## Stored data entries
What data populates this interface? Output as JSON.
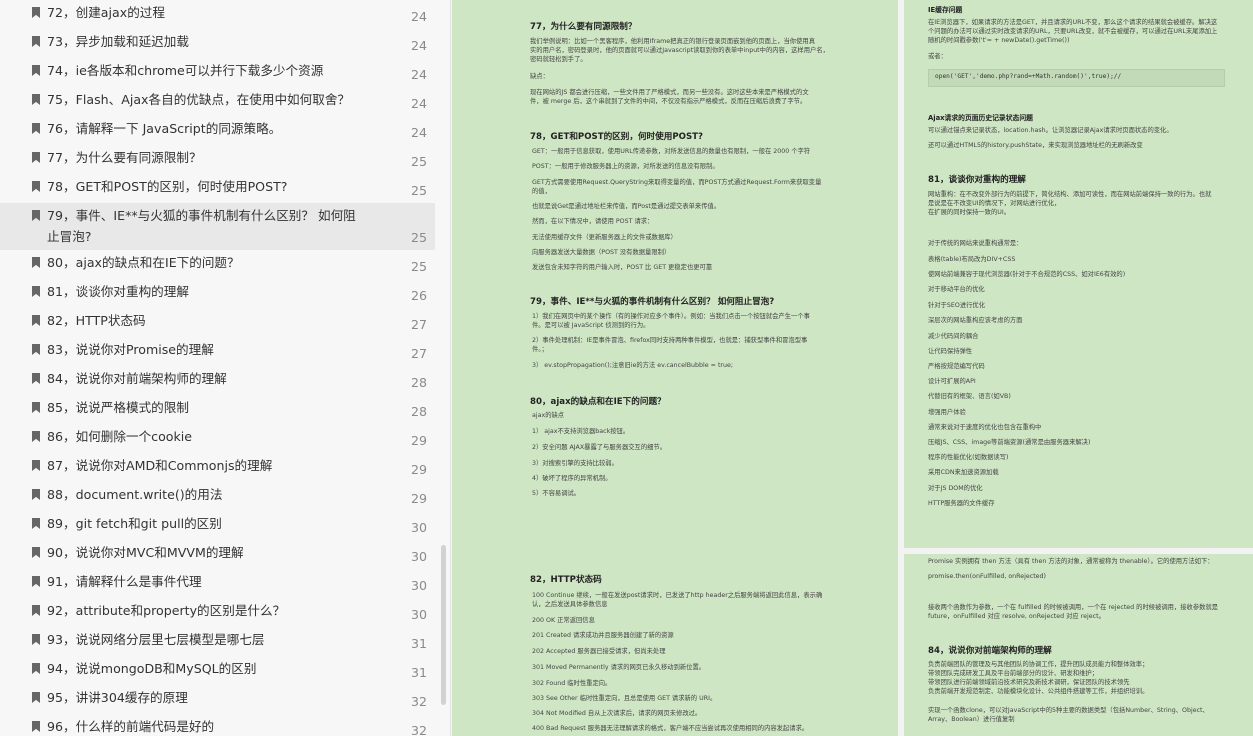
{
  "toc": [
    {
      "label": "72，创建ajax的过程",
      "page": "24"
    },
    {
      "label": "73，异步加载和延迟加载",
      "page": "24"
    },
    {
      "label": "74，ie各版本和chrome可以并行下载多少个资源",
      "page": "24"
    },
    {
      "label": "75，Flash、Ajax各自的优缺点，在使用中如何取舍？",
      "page": "24"
    },
    {
      "label": "76，请解释一下 JavaScript的同源策略。",
      "page": "24"
    },
    {
      "label": "77，为什么要有同源限制？",
      "page": "25"
    },
    {
      "label": "78，GET和POST的区别，何时使用POST?",
      "page": "25"
    },
    {
      "label": "79，事件、IE**与火狐的事件机制有什么区别？ 如何阻止冒泡?",
      "page": "25"
    },
    {
      "label": "80，ajax的缺点和在IE下的问题？",
      "page": "25"
    },
    {
      "label": "81，谈谈你对重构的理解",
      "page": "26"
    },
    {
      "label": "82，HTTP状态码",
      "page": "27"
    },
    {
      "label": "83，说说你对Promise的理解",
      "page": "27"
    },
    {
      "label": "84，说说你对前端架构师的理解",
      "page": "28"
    },
    {
      "label": "85，说说严格模式的限制",
      "page": "28"
    },
    {
      "label": "86，如何删除一个cookie",
      "page": "29"
    },
    {
      "label": "87，说说你对AMD和Commonjs的理解",
      "page": "29"
    },
    {
      "label": "88，document.write()的用法",
      "page": "29"
    },
    {
      "label": "89，git fetch和git pull的区别",
      "page": "30"
    },
    {
      "label": "90，说说你对MVC和MVVM的理解",
      "page": "30"
    },
    {
      "label": "91，请解释什么是事件代理",
      "page": "30"
    },
    {
      "label": "92，attribute和property的区别是什么？",
      "page": "30"
    },
    {
      "label": "93，说说网络分层里七层模型是哪七层",
      "page": "31"
    },
    {
      "label": "94，说说mongoDB和MySQL的区别",
      "page": "31"
    },
    {
      "label": "95，讲讲304缓存的原理",
      "page": "32"
    },
    {
      "label": "96，什么样的前端代码是好的",
      "page": "32"
    }
  ],
  "left": {
    "h77": "77，为什么要有同源限制？",
    "p77a": "我们举例说明：比如一个黑客程序，他利用Iframe把真正的银行登录页面嵌到他的页面上，当你使用真",
    "p77b": "实的用户名，密码登录时，他的页面就可以通过Javascript读取到你的表单中input中的内容，这样用户名，",
    "p77c": "密码就轻松到手了。",
    "p77d": "缺点：",
    "p77e": "现在网站的JS 都会进行压缩，一些文件用了严格模式，而另一些没有。这时这些本来是严格模式的文",
    "p77f": "件，被 merge 后，这个串就到了文件的中间，不仅没有指示严格模式，反而在压缩后浪费了字节。",
    "h78": "78，GET和POST的区别，何时使用POST?",
    "p78a": "GET：一般用于信息获取，使用URL传递参数，对所发送信息的数量也有限制，一般在 2000 个字符",
    "p78b": "POST：一般用于修改服务器上的资源，对所发送的信息没有限制。",
    "p78c": "GET方式需要使用Request.QueryString来取得变量的值，而POST方式通过Request.Form来获取变量",
    "p78d": "的值，",
    "p78e": "也就是说Get是通过地址栏来传值，而Post是通过提交表单来传值。",
    "p78f": "然而，在以下情况中，请使用 POST 请求：",
    "p78g": "无法使用缓存文件（更新服务器上的文件或数据库）",
    "p78h": "向服务器发送大量数据（POST 没有数据量限制）",
    "p78i": "发送包含未知字符的用户输入时，POST 比 GET 更稳定也更可靠",
    "h79": "79，事件、IE**与火狐的事件机制有什么区别？ 如何阻止冒泡?",
    "p79a": "1）我们在网页中的某个操作（有的操作对应多个事件）。例如：当我们点击一个按钮就会产生一个事",
    "p79b": "件。是可以被 JavaScript 侦测到的行为。",
    "p79c": "2）事件处理机制：IE是事件冒泡、firefox同时支持两种事件模型，也就是：捕获型事件和冒泡型事",
    "p79d": "件。；",
    "p79e": "3） ev.stopPropagation();注意旧ie的方法 ev.cancelBubble = true;",
    "h80": "80，ajax的缺点和在IE下的问题？",
    "p80a": "ajax的缺点",
    "p80b": "1） ajax不支持浏览器back按钮。",
    "p80c": "2）安全问题 AJAX暴露了与服务器交互的细节。",
    "p80d": "3）对搜索引擎的支持比较弱。",
    "p80e": "4）破坏了程序的异常机制。",
    "p80f": "5）不容易调试。",
    "h82": "82，HTTP状态码",
    "p82a": "100 Continue 继续，一般在发送post请求时，已发送了http header之后服务端将返回此信息，表示确",
    "p82b": "认，之后发送具体参数信息",
    "p82c": "200 OK 正常返回信息",
    "p82d": "201 Created 请求成功并且服务器创建了新的资源",
    "p82e": "202 Accepted 服务器已接受请求，但尚未处理",
    "p82f": "301 Moved Permanently 请求的网页已永久移动到新位置。",
    "p82g": "302 Found 临时性重定向。",
    "p82h": "303 See Other 临时性重定向，且总是使用 GET 请求新的 URI。",
    "p82i": "304 Not Modified 自从上次请求后，请求的网页未修改过。",
    "p82j": "400 Bad Request 服务器无法理解请求的格式，客户端不应当尝试再次使用相同的内容发起请求。"
  },
  "right1": {
    "h_ie": "IE缓存问题",
    "p1a": "在IE浏览器下，如果请求的方法是GET，并且请求的URL不变，那么这个请求的结果就会被缓存。解决这",
    "p1b": "个问题的办法可以通过实时改变请求的URL，只要URL改变，就不会被缓存，可以通过在URL末尾添加上",
    "p1c": "随机的时间戳参数('t'= + newDate().getTime())",
    "p1d": "或者：",
    "code1": "open('GET','demo.php?rand=+Math.random()',true);//",
    "h_hist": "Ajax请求的页面历史记录状态问题",
    "p1e": "可以通过锚点来记录状态，location.hash。让浏览器记录Ajax请求时页面状态的变化。",
    "p1f": "还可以通过HTML5的history.pushState，来实现浏览器地址栏的无刷新改变",
    "h81": "81，谈谈你对重构的理解",
    "p81a": "网站重构：在不改变外部行为的前提下，简化结构、添加可读性，而在网站前端保持一致的行为。也就",
    "p81b": "是说是在不改变UI的情况下，对网站进行优化，",
    "p81c": "在扩展的同时保持一致的UI。",
    "p81d": "对于传统的网站来说重构通常是：",
    "p81e": "表格(table)布局改为DIV+CSS",
    "p81f": "使网站前端兼容于现代浏览器(针对于不合规范的CSS、如对IE6有效的)",
    "p81g": "对于移动平台的优化",
    "p81h": "针对于SEO进行优化",
    "p81i": "深层次的网站重构应该考虑的方面",
    "p81j": "减少代码间的耦合",
    "p81k": "让代码保持弹性",
    "p81l": "严格按规范编写代码",
    "p81m": "设计可扩展的API",
    "p81n": "代替旧有的框架、语言(如VB)",
    "p81o": "增强用户体验",
    "p81p": "通常来说对于速度的优化也包含在重构中",
    "p81q": "压缩JS、CSS、image等前端资源(通常是由服务器来解决)",
    "p81r": "程序的性能优化(如数据读写)",
    "p81s": "采用CDN来加速资源加载",
    "p81t": "对于JS DOM的优化",
    "p81u": "HTTP服务器的文件缓存"
  },
  "right2": {
    "p2a": "Promise 实例拥有 then 方法（具有 then 方法的对象，通常被称为 thenable）。它的使用方法如下：",
    "p2b": "promise.then(onFulfilled, onRejected)",
    "p2c": "接收两个函数作为参数，一个在 fulfilled 的时候被调用，一个在 rejected 的时候被调用，接收参数就是",
    "p2d": "future，onFulfilled 对应 resolve, onRejected 对应 reject。",
    "h84": "84，说说你对前端架构师的理解",
    "p2e": "负责前端团队的管理及与其他团队的协调工作，提升团队成员能力和整体效率；",
    "p2f": "带领团队完成研发工具及平台前端部分的设计、研发和维护；",
    "p2g": "带领团队进行前端领域前沿技术研究及新技术调研，保证团队的技术领先",
    "p2h": "负责前端开发规范制定、功能模块化设计、公共组件搭建等工作，并组织培训。",
    "p2i": "实现一个函数clone，可以对JavaScript中的5种主要的数据类型（包括Number、String、Object、",
    "p2j": "Array、Boolean）进行值复制"
  }
}
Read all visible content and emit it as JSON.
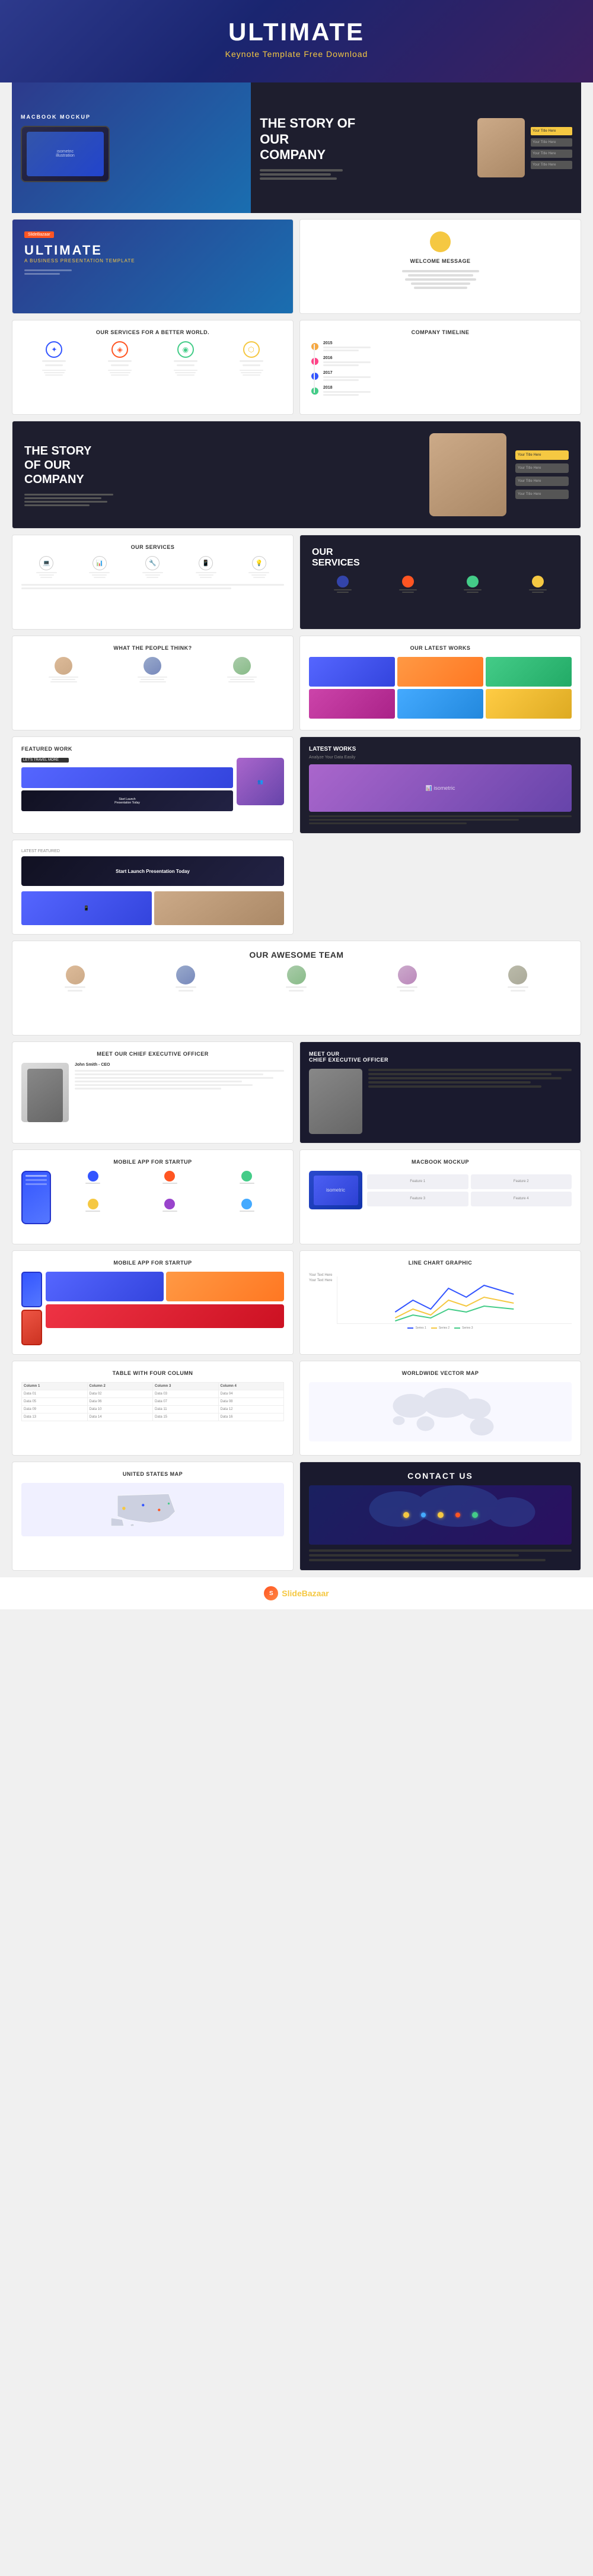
{
  "header": {
    "title": "ULTIMATE",
    "subtitle": "Keynote Template Free Download"
  },
  "hero": {
    "macbook_label": "MACBOOK MOCKUP",
    "story_title": "THE STORY OF OUR COMPANY"
  },
  "slides": [
    {
      "id": "ultimate",
      "type": "ultimate",
      "title": "ULTIMATE",
      "subtitle": "A BUSINESS PRESENTATION TEMPLATE"
    },
    {
      "id": "welcome",
      "type": "welcome",
      "title": "WELCOME MESSAGE"
    },
    {
      "id": "services-better",
      "type": "services-icons",
      "title": "Our Services For A Better World."
    },
    {
      "id": "timeline",
      "type": "timeline",
      "title": "COMPANY TIMELINE",
      "years": [
        "2015",
        "2016",
        "2017",
        "2018"
      ]
    },
    {
      "id": "story-dark",
      "type": "story-dark",
      "title": "THE STORY OF OUR COMPANY"
    },
    {
      "id": "services-white",
      "type": "services-white",
      "title": "OUR SERVICES"
    },
    {
      "id": "our-services-dark",
      "type": "services-dark",
      "title": "OUR SERVICES"
    },
    {
      "id": "what-people",
      "type": "what-people",
      "title": "WHAT THE PEOPLE THINK?"
    },
    {
      "id": "latest-works",
      "type": "latest-works",
      "title": "OUR LATEST WORKS"
    },
    {
      "id": "featured-work",
      "type": "featured",
      "title": "FEATURED WORK"
    },
    {
      "id": "latest-works-dark",
      "type": "latest-works-dark",
      "title": "LATEST WORKS"
    },
    {
      "id": "launch-pres",
      "type": "launch",
      "title": "Start Launch Presentation Today"
    },
    {
      "id": "awesome-team",
      "type": "team",
      "title": "OUR AWESOME TEAM"
    },
    {
      "id": "ceo-white",
      "type": "ceo",
      "title": "MEET OUR CHIEF EXECUTIVE OFFICER"
    },
    {
      "id": "ceo-dark",
      "type": "ceo-dark",
      "title": "MEET OUR CHIEF EXECUTIVE OFFICER"
    },
    {
      "id": "mobile-app-small",
      "type": "mobile-small",
      "title": "MOBILE APP FOR STARTUP"
    },
    {
      "id": "macbook-mockup",
      "type": "macbook",
      "title": "MACBOOK MOCKUP"
    },
    {
      "id": "mobile-app-full",
      "type": "mobile-full",
      "title": "MOBILE APP FOR STARTUP"
    },
    {
      "id": "line-chart",
      "type": "line-chart",
      "title": "LINE CHART GRAPHIC"
    },
    {
      "id": "table-four",
      "type": "table",
      "title": "TABLE WITH FOUR COLUMN",
      "headers": [
        "Col 1",
        "Col 2",
        "Col 3",
        "Col 4"
      ],
      "rows": [
        [
          "Data",
          "Data",
          "Data",
          "Data"
        ],
        [
          "Data",
          "Data",
          "Data",
          "Data"
        ],
        [
          "Data",
          "Data",
          "Data",
          "Data"
        ]
      ]
    },
    {
      "id": "world-map",
      "type": "world-map",
      "title": "WORLDWIDE VECTOR MAP"
    },
    {
      "id": "us-map",
      "type": "us-map",
      "title": "UNITED STATES MAP"
    },
    {
      "id": "contact",
      "type": "contact",
      "title": "CONTACT US"
    }
  ],
  "footer": {
    "logo_text": "Slide",
    "logo_accent": "Bazaar"
  }
}
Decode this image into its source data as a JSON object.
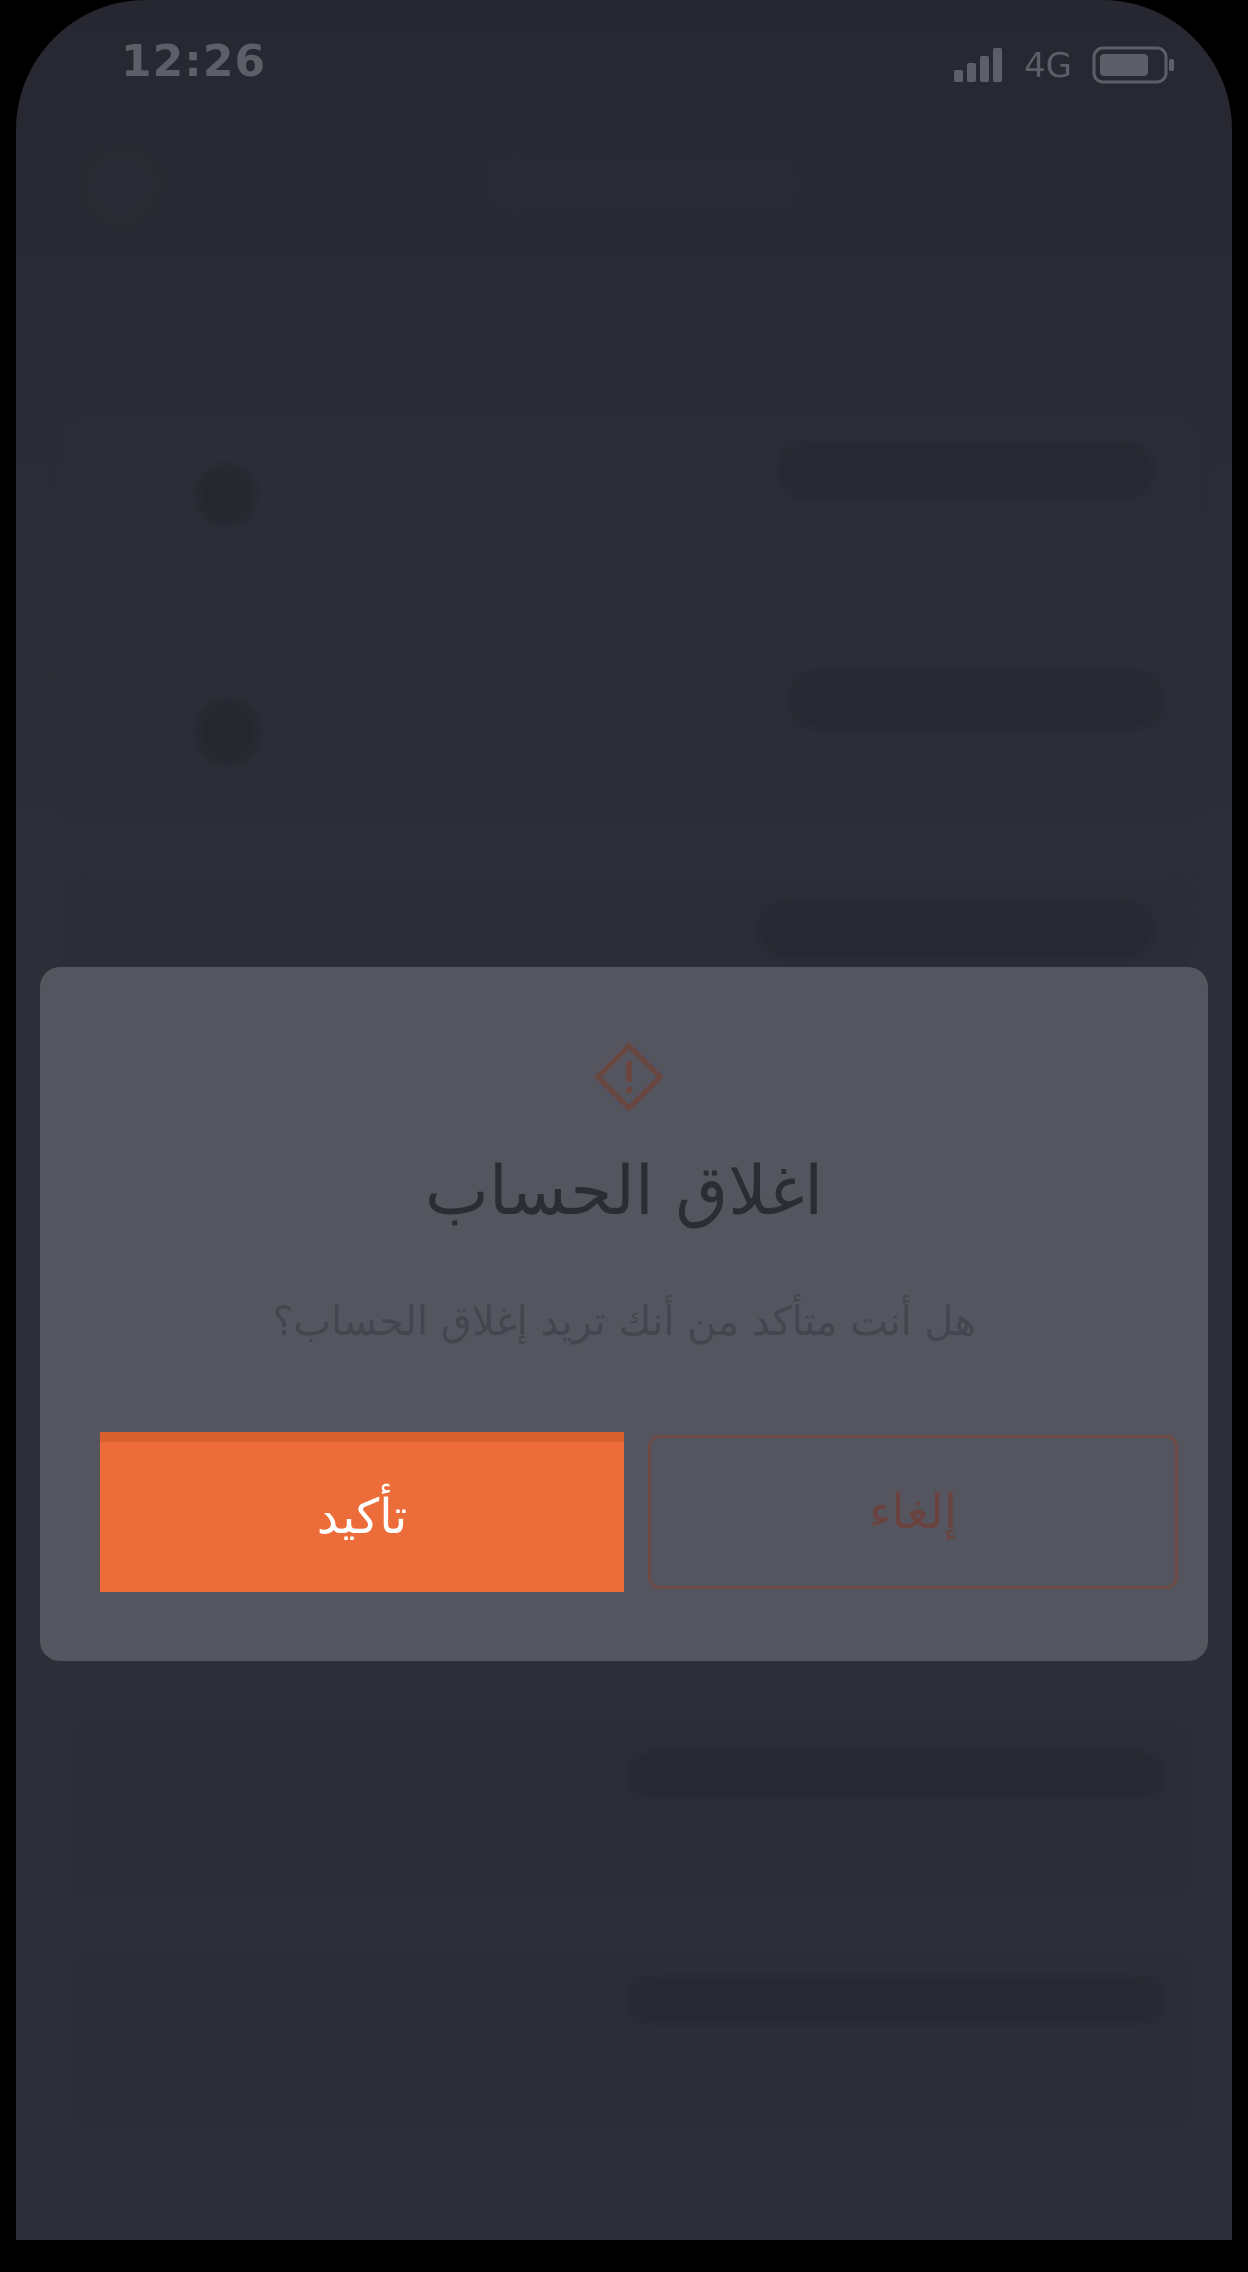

## TASK GOAL
Make a tally of the lines in this data that include the string "谈谈你对重构的理解", and answer with that tally alone.

## RESPONSE TO THE EXERCISE
2